EXERCISE TASK: Tally all lines containing the word "BTCUSD". Give the number alone.

......

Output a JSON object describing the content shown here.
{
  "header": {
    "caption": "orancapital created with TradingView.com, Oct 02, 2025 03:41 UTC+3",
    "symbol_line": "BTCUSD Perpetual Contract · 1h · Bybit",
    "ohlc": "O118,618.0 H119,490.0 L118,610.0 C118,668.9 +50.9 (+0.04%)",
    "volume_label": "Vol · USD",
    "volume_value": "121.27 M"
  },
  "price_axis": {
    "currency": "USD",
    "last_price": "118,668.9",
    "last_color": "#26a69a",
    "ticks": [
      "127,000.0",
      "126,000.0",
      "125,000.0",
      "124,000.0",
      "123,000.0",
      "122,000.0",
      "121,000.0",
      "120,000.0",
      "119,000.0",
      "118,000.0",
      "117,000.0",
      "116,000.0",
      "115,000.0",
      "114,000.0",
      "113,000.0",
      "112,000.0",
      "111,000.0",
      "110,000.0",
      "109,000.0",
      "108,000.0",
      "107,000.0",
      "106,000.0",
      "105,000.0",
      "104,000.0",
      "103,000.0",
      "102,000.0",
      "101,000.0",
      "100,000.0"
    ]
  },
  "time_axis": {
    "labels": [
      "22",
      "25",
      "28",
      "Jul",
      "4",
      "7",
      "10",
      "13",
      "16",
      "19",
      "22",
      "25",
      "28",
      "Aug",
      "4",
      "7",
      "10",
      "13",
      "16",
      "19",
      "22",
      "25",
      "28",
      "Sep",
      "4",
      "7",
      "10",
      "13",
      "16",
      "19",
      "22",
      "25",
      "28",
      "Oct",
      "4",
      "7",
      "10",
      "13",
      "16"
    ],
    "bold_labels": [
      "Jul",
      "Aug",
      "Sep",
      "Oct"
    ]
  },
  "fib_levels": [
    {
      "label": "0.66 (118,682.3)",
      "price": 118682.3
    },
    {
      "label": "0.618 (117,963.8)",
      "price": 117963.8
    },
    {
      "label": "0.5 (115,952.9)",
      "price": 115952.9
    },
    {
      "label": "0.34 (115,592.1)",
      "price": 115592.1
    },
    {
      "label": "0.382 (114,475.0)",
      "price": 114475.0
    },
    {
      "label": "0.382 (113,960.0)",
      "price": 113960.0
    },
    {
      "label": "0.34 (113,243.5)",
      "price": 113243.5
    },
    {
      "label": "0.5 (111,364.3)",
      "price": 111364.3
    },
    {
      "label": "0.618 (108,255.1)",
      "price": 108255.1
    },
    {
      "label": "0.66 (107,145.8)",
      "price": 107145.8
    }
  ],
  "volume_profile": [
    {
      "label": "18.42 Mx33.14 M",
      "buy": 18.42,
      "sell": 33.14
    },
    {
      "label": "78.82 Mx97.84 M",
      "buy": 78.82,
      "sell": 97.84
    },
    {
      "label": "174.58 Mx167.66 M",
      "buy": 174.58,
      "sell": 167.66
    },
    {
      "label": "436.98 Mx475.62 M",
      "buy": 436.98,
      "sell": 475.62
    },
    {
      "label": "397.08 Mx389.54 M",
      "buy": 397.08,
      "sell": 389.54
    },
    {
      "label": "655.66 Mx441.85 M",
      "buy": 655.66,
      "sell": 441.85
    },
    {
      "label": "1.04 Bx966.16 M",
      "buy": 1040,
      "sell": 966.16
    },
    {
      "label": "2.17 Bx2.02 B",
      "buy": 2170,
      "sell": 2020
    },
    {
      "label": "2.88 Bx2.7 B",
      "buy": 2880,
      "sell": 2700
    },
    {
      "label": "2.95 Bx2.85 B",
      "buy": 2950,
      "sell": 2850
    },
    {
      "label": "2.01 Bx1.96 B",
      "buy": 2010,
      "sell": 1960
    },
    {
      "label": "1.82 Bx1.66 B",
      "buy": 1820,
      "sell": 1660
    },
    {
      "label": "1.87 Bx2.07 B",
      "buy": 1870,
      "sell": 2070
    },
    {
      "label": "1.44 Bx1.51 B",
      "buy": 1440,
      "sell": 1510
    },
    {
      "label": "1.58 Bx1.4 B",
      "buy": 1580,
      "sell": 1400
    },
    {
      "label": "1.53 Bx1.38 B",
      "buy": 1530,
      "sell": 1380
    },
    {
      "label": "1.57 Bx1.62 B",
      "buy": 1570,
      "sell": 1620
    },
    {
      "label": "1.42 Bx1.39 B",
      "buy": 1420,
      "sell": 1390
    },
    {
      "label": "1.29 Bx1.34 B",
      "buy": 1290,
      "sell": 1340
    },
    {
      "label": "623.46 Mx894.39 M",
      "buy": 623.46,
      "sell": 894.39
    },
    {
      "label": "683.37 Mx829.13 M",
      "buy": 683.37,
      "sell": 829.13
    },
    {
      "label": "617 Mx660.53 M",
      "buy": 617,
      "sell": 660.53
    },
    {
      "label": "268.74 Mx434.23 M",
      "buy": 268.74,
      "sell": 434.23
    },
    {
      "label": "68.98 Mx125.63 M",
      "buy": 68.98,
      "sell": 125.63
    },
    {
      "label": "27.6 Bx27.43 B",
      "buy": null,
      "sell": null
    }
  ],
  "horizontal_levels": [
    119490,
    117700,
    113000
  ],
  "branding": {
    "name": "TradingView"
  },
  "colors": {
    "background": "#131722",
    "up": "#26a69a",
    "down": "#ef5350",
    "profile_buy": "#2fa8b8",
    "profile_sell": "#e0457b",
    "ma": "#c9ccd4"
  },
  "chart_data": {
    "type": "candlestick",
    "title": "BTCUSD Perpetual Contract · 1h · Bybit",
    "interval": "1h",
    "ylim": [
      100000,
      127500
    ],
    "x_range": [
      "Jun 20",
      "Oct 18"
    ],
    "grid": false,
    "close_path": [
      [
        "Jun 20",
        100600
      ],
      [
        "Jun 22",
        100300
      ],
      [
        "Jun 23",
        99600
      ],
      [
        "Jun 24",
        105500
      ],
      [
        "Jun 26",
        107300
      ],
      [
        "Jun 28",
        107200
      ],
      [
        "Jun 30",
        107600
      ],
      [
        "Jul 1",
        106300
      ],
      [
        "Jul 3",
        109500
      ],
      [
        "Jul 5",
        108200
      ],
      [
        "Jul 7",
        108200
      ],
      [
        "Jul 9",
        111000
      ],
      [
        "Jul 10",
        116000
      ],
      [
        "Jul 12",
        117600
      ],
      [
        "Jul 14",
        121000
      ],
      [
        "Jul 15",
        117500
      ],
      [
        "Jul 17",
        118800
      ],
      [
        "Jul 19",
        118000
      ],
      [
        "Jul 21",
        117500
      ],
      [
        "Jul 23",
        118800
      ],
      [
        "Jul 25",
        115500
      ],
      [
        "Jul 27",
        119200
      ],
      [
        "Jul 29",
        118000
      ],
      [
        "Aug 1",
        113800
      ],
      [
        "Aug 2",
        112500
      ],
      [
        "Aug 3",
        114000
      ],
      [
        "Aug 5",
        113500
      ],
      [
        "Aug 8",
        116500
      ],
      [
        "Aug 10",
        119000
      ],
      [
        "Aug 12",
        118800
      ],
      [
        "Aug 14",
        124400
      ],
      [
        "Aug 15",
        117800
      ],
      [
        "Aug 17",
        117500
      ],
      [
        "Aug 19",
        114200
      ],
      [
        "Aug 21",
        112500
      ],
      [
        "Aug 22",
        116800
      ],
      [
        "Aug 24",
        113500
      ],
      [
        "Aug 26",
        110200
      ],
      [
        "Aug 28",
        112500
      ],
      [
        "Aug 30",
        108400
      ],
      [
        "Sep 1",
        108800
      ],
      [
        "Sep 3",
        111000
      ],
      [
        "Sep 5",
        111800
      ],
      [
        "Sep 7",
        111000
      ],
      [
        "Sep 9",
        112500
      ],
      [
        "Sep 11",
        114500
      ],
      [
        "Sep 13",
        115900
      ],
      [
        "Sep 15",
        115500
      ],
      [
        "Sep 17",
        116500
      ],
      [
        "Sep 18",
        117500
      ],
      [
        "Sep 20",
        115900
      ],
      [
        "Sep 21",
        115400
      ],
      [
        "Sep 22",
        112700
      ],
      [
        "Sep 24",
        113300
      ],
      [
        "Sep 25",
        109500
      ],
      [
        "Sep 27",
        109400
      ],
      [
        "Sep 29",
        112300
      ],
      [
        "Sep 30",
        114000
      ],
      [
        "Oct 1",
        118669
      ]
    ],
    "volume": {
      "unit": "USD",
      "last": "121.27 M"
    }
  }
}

......

REPLY: 2